* [Materials provided]

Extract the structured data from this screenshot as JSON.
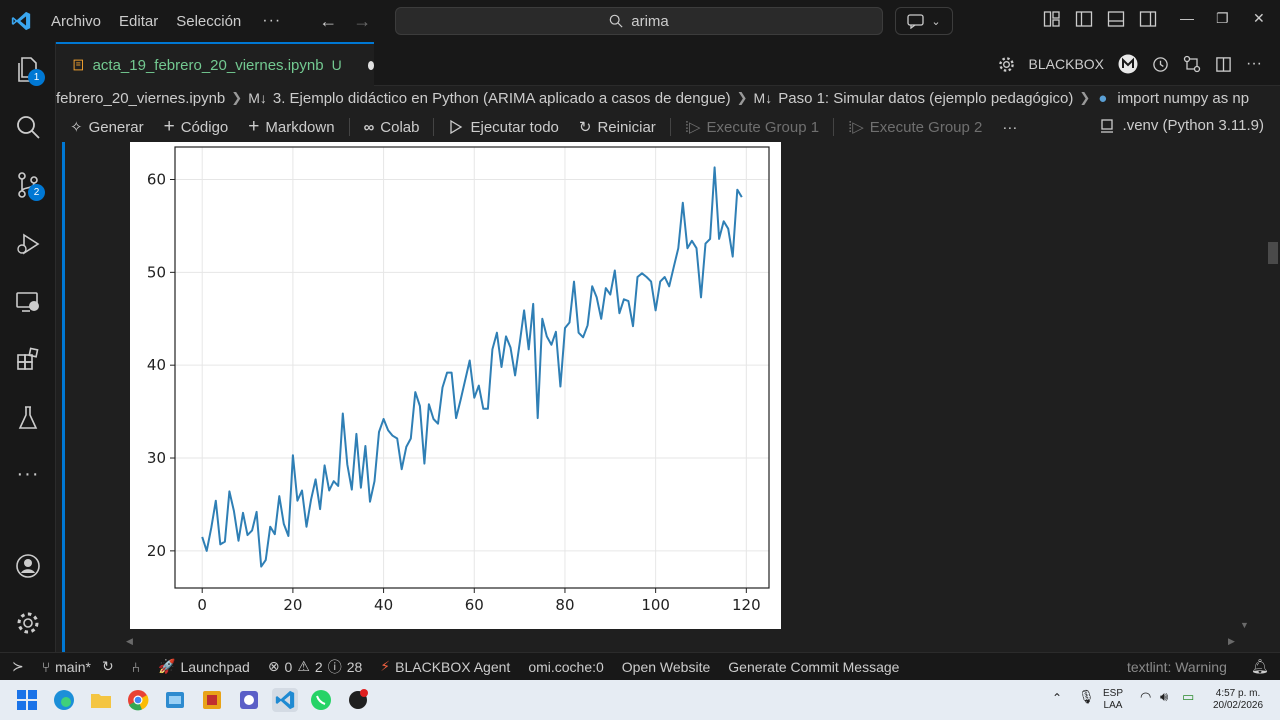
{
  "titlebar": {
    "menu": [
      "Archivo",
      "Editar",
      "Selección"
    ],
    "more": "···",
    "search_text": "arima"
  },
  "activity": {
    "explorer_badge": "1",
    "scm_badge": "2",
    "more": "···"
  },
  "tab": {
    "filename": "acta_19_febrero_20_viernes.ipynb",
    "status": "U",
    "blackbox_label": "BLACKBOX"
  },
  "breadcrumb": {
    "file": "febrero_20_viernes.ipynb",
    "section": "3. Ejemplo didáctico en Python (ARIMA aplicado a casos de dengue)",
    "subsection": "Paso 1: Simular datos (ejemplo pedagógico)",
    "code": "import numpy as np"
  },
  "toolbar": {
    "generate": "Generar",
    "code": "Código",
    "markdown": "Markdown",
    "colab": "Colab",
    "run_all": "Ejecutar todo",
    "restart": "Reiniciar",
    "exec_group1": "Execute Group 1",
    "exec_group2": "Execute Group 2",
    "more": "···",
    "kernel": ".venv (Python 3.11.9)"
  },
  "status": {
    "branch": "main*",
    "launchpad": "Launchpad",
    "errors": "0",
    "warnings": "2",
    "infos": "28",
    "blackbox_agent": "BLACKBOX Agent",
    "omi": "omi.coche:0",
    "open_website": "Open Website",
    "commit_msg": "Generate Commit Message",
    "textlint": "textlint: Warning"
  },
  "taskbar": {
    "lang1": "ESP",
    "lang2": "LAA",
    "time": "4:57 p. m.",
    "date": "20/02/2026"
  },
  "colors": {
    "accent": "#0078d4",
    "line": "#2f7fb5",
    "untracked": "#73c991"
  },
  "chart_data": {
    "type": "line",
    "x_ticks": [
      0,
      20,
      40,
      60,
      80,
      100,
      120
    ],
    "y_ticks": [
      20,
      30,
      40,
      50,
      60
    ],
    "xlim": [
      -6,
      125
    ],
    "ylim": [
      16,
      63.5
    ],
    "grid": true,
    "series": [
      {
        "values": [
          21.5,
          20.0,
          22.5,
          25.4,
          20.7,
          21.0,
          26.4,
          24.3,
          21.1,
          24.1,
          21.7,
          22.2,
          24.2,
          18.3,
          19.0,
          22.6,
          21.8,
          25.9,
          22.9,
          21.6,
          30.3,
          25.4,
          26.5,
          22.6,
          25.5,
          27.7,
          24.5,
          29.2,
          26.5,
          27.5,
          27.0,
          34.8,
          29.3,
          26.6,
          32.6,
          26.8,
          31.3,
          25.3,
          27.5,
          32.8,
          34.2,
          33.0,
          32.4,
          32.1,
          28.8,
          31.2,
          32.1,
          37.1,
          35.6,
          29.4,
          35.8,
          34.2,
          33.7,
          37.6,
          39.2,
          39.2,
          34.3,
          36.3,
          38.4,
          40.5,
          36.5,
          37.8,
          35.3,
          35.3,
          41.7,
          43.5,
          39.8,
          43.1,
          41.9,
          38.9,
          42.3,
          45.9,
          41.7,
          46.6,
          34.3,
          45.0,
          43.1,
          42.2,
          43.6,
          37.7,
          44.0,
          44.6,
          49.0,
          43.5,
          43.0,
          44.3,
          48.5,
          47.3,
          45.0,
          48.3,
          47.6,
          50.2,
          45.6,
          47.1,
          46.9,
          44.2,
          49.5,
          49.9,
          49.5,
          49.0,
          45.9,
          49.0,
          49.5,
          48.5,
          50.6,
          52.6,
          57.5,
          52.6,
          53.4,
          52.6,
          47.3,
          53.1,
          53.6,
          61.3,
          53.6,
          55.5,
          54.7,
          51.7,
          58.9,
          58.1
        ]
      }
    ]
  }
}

* [Exercise brief]
List all lines holding the string "ipynb".

* [Right answer]
    "filename": "acta_19_febrero_20_viernes.ipynb",
    "file": "febrero_20_viernes.ipynb",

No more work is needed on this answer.